◆ **What is required**
Rewrite the records below with every "list-item" renamed to "file-entry" and nothing else altered. Omit the pictures from your answer.

──────── Supplied information

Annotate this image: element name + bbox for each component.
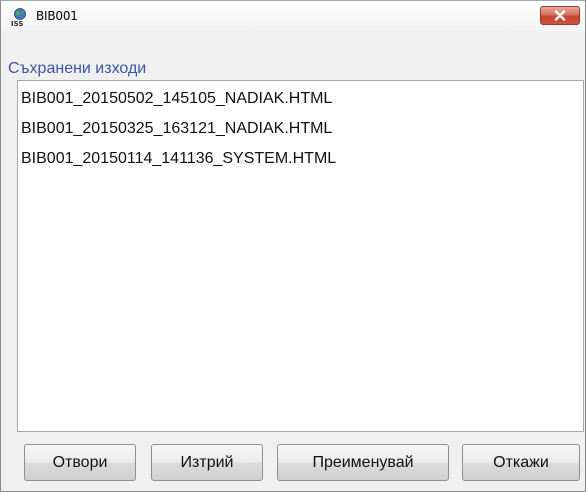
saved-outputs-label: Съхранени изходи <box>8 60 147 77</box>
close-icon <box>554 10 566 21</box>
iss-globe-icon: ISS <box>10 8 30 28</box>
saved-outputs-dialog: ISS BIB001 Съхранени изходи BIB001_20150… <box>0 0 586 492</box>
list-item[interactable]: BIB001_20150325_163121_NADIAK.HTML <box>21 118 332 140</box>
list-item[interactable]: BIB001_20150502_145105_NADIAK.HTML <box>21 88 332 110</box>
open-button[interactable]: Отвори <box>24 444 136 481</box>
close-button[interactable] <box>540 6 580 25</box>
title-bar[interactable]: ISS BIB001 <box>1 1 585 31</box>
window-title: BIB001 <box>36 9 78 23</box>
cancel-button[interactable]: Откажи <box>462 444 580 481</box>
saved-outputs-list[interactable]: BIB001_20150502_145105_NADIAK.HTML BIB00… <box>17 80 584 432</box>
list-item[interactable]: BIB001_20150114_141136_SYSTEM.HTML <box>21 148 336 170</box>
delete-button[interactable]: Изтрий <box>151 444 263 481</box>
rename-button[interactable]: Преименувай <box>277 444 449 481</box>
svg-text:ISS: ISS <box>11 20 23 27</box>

────────────────

◆ **Full solution**
Annotate this image: element name + bbox for each component.
saved-outputs-label: Съхранени изходи <box>8 60 147 77</box>
close-icon <box>554 10 566 21</box>
iss-globe-icon: ISS <box>10 8 30 28</box>
saved-outputs-dialog: ISS BIB001 Съхранени изходи BIB001_20150… <box>0 0 586 492</box>
file-entry[interactable]: BIB001_20150325_163121_NADIAK.HTML <box>21 118 332 140</box>
file-entry[interactable]: BIB001_20150502_145105_NADIAK.HTML <box>21 88 332 110</box>
open-button[interactable]: Отвори <box>24 444 136 481</box>
close-button[interactable] <box>540 6 580 25</box>
title-bar[interactable]: ISS BIB001 <box>1 1 585 31</box>
window-title: BIB001 <box>36 9 78 23</box>
cancel-button[interactable]: Откажи <box>462 444 580 481</box>
saved-outputs-list[interactable]: BIB001_20150502_145105_NADIAK.HTML BIB00… <box>17 80 584 432</box>
file-entry[interactable]: BIB001_20150114_141136_SYSTEM.HTML <box>21 148 336 170</box>
delete-button[interactable]: Изтрий <box>151 444 263 481</box>
rename-button[interactable]: Преименувай <box>277 444 449 481</box>
svg-text:ISS: ISS <box>11 20 23 27</box>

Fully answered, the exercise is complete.